--- Begin Entries provided ---
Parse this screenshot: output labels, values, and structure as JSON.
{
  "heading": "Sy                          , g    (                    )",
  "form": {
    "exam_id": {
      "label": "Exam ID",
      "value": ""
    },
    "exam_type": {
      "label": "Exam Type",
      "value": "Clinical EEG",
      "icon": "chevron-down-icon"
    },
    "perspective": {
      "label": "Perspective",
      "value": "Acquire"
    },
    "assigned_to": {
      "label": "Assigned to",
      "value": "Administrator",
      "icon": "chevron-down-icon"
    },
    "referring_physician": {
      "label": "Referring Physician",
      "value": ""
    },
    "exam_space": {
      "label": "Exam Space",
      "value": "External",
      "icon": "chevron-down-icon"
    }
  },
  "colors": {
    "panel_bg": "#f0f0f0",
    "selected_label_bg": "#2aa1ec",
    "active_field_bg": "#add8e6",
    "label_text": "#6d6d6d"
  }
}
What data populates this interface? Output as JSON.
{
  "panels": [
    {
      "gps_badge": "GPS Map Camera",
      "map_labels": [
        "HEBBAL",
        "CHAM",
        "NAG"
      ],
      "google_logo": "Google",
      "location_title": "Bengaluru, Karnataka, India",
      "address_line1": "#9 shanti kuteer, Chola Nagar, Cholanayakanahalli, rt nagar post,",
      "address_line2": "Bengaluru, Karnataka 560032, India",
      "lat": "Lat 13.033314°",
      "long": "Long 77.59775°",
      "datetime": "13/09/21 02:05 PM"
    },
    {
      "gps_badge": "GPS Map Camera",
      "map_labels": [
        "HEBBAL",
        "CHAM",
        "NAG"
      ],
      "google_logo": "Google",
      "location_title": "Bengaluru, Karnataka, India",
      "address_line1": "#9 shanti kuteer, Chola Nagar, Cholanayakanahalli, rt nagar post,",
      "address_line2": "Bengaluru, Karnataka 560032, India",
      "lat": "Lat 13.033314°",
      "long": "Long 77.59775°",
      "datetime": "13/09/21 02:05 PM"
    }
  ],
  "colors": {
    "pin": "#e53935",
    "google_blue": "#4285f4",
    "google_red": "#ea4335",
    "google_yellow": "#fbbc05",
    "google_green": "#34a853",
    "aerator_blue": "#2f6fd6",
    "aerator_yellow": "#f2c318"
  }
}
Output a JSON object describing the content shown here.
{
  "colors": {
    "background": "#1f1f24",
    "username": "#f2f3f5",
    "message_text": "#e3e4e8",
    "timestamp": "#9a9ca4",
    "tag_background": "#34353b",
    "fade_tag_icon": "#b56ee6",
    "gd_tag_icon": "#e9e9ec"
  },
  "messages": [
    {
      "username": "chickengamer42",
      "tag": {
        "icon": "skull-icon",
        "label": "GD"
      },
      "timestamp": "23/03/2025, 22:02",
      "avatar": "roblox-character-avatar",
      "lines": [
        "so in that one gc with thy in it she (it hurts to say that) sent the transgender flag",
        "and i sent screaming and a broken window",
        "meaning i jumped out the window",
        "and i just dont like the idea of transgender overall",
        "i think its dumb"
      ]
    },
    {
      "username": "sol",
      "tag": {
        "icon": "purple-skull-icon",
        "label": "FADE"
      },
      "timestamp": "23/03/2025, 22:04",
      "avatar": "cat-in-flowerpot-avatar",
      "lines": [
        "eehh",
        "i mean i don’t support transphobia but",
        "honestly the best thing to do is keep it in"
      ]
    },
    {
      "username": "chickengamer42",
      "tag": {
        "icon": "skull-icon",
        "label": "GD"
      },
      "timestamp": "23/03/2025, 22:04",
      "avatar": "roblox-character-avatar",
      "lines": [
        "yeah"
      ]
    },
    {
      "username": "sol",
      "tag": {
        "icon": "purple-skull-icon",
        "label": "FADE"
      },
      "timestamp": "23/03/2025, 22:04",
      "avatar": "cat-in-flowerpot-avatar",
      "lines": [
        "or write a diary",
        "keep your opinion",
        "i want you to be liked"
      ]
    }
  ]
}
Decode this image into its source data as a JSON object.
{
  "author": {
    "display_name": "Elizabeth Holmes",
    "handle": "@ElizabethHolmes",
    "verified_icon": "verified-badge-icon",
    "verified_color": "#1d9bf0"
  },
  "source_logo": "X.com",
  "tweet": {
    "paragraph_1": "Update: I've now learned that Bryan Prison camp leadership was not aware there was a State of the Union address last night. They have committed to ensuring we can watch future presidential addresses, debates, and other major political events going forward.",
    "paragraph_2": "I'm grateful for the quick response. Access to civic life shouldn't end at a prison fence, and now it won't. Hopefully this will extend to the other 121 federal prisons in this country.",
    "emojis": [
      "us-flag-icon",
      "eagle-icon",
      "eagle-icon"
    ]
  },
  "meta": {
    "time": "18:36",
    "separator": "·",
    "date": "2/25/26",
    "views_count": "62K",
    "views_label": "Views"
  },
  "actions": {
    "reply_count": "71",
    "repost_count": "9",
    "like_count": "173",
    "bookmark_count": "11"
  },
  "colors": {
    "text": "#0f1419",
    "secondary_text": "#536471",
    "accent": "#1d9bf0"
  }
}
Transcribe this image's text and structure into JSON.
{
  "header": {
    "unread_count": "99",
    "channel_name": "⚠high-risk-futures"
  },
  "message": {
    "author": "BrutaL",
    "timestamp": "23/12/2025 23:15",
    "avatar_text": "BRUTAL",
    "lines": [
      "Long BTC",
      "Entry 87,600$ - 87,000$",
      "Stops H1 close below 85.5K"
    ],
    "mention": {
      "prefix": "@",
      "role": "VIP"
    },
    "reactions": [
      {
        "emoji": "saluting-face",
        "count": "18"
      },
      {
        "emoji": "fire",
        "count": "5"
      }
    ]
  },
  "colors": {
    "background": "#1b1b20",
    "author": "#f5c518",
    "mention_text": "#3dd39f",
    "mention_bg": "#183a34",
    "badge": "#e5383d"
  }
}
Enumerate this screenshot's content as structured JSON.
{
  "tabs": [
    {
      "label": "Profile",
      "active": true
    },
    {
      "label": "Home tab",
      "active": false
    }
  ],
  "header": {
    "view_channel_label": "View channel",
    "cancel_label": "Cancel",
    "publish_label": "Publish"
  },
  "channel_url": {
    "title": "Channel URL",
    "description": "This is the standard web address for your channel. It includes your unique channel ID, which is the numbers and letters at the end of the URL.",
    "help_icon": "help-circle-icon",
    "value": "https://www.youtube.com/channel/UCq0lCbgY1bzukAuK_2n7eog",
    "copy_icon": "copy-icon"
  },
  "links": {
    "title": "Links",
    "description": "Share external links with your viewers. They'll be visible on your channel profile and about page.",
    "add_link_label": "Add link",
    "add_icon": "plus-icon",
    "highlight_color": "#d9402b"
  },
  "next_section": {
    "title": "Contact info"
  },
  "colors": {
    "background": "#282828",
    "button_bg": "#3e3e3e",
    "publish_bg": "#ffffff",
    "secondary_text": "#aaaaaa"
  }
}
--- End Entries provided ---
Written problem:
Using the data above, return each line exactly as written.

Correct response:
Parse this screenshot: output labels, values, and structure as JSON.
{
  "heading": "Sy                          , g    (                    )",
  "form": {
    "exam_id": {
      "label": "Exam ID",
      "value": ""
    },
    "exam_type": {
      "label": "Exam Type",
      "value": "Clinical EEG",
      "icon": "chevron-down-icon"
    },
    "perspective": {
      "label": "Perspective",
      "value": "Acquire"
    },
    "assigned_to": {
      "label": "Assigned to",
      "value": "Administrator",
      "icon": "chevron-down-icon"
    },
    "referring_physician": {
      "label": "Referring Physician",
      "value": ""
    },
    "exam_space": {
      "label": "Exam Space",
      "value": "External",
      "icon": "chevron-down-icon"
    }
  },
  "colors": {
    "panel_bg": "#f0f0f0",
    "selected_label_bg": "#2aa1ec",
    "active_field_bg": "#add8e6",
    "label_text": "#6d6d6d"
  }
}
What data populates this interface? Output as JSON.
{
  "panels": [
    {
      "gps_badge": "GPS Map Camera",
      "map_labels": [
        "HEBBAL",
        "CHAM",
        "NAG"
      ],
      "google_logo": "Google",
      "location_title": "Bengaluru, Karnataka, India",
      "address_line1": "#9 shanti kuteer, Chola Nagar, Cholanayakanahalli, rt nagar post,",
      "address_line2": "Bengaluru, Karnataka 560032, India",
      "lat": "Lat 13.033314°",
      "long": "Long 77.59775°",
      "datetime": "13/09/21 02:05 PM"
    },
    {
      "gps_badge": "GPS Map Camera",
      "map_labels": [
        "HEBBAL",
        "CHAM",
        "NAG"
      ],
      "google_logo": "Google",
      "location_title": "Bengaluru, Karnataka, India",
      "address_line1": "#9 shanti kuteer, Chola Nagar, Cholanayakanahalli, rt nagar post,",
      "address_line2": "Bengaluru, Karnataka 560032, India",
      "lat": "Lat 13.033314°",
      "long": "Long 77.59775°",
      "datetime": "13/09/21 02:05 PM"
    }
  ],
  "colors": {
    "pin": "#e53935",
    "google_blue": "#4285f4",
    "google_red": "#ea4335",
    "google_yellow": "#fbbc05",
    "google_green": "#34a853",
    "aerator_blue": "#2f6fd6",
    "aerator_yellow": "#f2c318"
  }
}
Output a JSON object describing the content shown here.
{
  "colors": {
    "background": "#1f1f24",
    "username": "#f2f3f5",
    "message_text": "#e3e4e8",
    "timestamp": "#9a9ca4",
    "tag_background": "#34353b",
    "fade_tag_icon": "#b56ee6",
    "gd_tag_icon": "#e9e9ec"
  },
  "messages": [
    {
      "username": "chickengamer42",
      "tag": {
        "icon": "skull-icon",
        "label": "GD"
      },
      "timestamp": "23/03/2025, 22:02",
      "avatar": "roblox-character-avatar",
      "lines": [
        "so in that one gc with thy in it she (it hurts to say that) sent the transgender flag",
        "and i sent screaming and a broken window",
        "meaning i jumped out the window",
        "and i just dont like the idea of transgender overall",
        "i think its dumb"
      ]
    },
    {
      "username": "sol",
      "tag": {
        "icon": "purple-skull-icon",
        "label": "FADE"
      },
      "timestamp": "23/03/2025, 22:04",
      "avatar": "cat-in-flowerpot-avatar",
      "lines": [
        "eehh",
        "i mean i don’t support transphobia but",
        "honestly the best thing to do is keep it in"
      ]
    },
    {
      "username": "chickengamer42",
      "tag": {
        "icon": "skull-icon",
        "label": "GD"
      },
      "timestamp": "23/03/2025, 22:04",
      "avatar": "roblox-character-avatar",
      "lines": [
        "yeah"
      ]
    },
    {
      "username": "sol",
      "tag": {
        "icon": "purple-skull-icon",
        "label": "FADE"
      },
      "timestamp": "23/03/2025, 22:04",
      "avatar": "cat-in-flowerpot-avatar",
      "lines": [
        "or write a diary",
        "keep your opinion",
        "i want you to be liked"
      ]
    }
  ]
}
Decode this image into its source data as a JSON object.
{
  "author": {
    "display_name": "Elizabeth Holmes",
    "handle": "@ElizabethHolmes",
    "verified_icon": "verified-badge-icon",
    "verified_color": "#1d9bf0"
  },
  "source_logo": "X.com",
  "tweet": {
    "paragraph_1": "Update: I've now learned that Bryan Prison camp leadership was not aware there was a State of the Union address last night. They have committed to ensuring we can watch future presidential addresses, debates, and other major political events going forward.",
    "paragraph_2": "I'm grateful for the quick response. Access to civic life shouldn't end at a prison fence, and now it won't. Hopefully this will extend to the other 121 federal prisons in this country.",
    "emojis": [
      "us-flag-icon",
      "eagle-icon",
      "eagle-icon"
    ]
  },
  "meta": {
    "time": "18:36",
    "separator": "·",
    "date": "2/25/26",
    "views_count": "62K",
    "views_label": "Views"
  },
  "actions": {
    "reply_count": "71",
    "repost_count": "9",
    "like_count": "173",
    "bookmark_count": "11"
  },
  "colors": {
    "text": "#0f1419",
    "secondary_text": "#536471",
    "accent": "#1d9bf0"
  }
}
Transcribe this image's text and structure into JSON.
{
  "header": {
    "unread_count": "99",
    "channel_name": "⚠high-risk-futures"
  },
  "message": {
    "author": "BrutaL",
    "timestamp": "23/12/2025 23:15",
    "avatar_text": "BRUTAL",
    "lines": [
      "Long BTC",
      "Entry 87,600$ - 87,000$",
      "Stops H1 close below 85.5K"
    ],
    "mention": {
      "prefix": "@",
      "role": "VIP"
    },
    "reactions": [
      {
        "emoji": "saluting-face",
        "count": "18"
      },
      {
        "emoji": "fire",
        "count": "5"
      }
    ]
  },
  "colors": {
    "background": "#1b1b20",
    "author": "#f5c518",
    "mention_text": "#3dd39f",
    "mention_bg": "#183a34",
    "badge": "#e5383d"
  }
}
Enumerate this screenshot's content as structured JSON.
{
  "tabs": [
    {
      "label": "Profile",
      "active": true
    },
    {
      "label": "Home tab",
      "active": false
    }
  ],
  "header": {
    "view_channel_label": "View channel",
    "cancel_label": "Cancel",
    "publish_label": "Publish"
  },
  "channel_url": {
    "title": "Channel URL",
    "description": "This is the standard web address for your channel. It includes your unique channel ID, which is the numbers and letters at the end of the URL.",
    "help_icon": "help-circle-icon",
    "value": "https://www.youtube.com/channel/UCq0lCbgY1bzukAuK_2n7eog",
    "copy_icon": "copy-icon"
  },
  "links": {
    "title": "Links",
    "description": "Share external links with your viewers. They'll be visible on your channel profile and about page.",
    "add_link_label": "Add link",
    "add_icon": "plus-icon",
    "highlight_color": "#d9402b"
  },
  "next_section": {
    "title": "Contact info"
  },
  "colors": {
    "background": "#282828",
    "button_bg": "#3e3e3e",
    "publish_bg": "#ffffff",
    "secondary_text": "#aaaaaa"
  }
}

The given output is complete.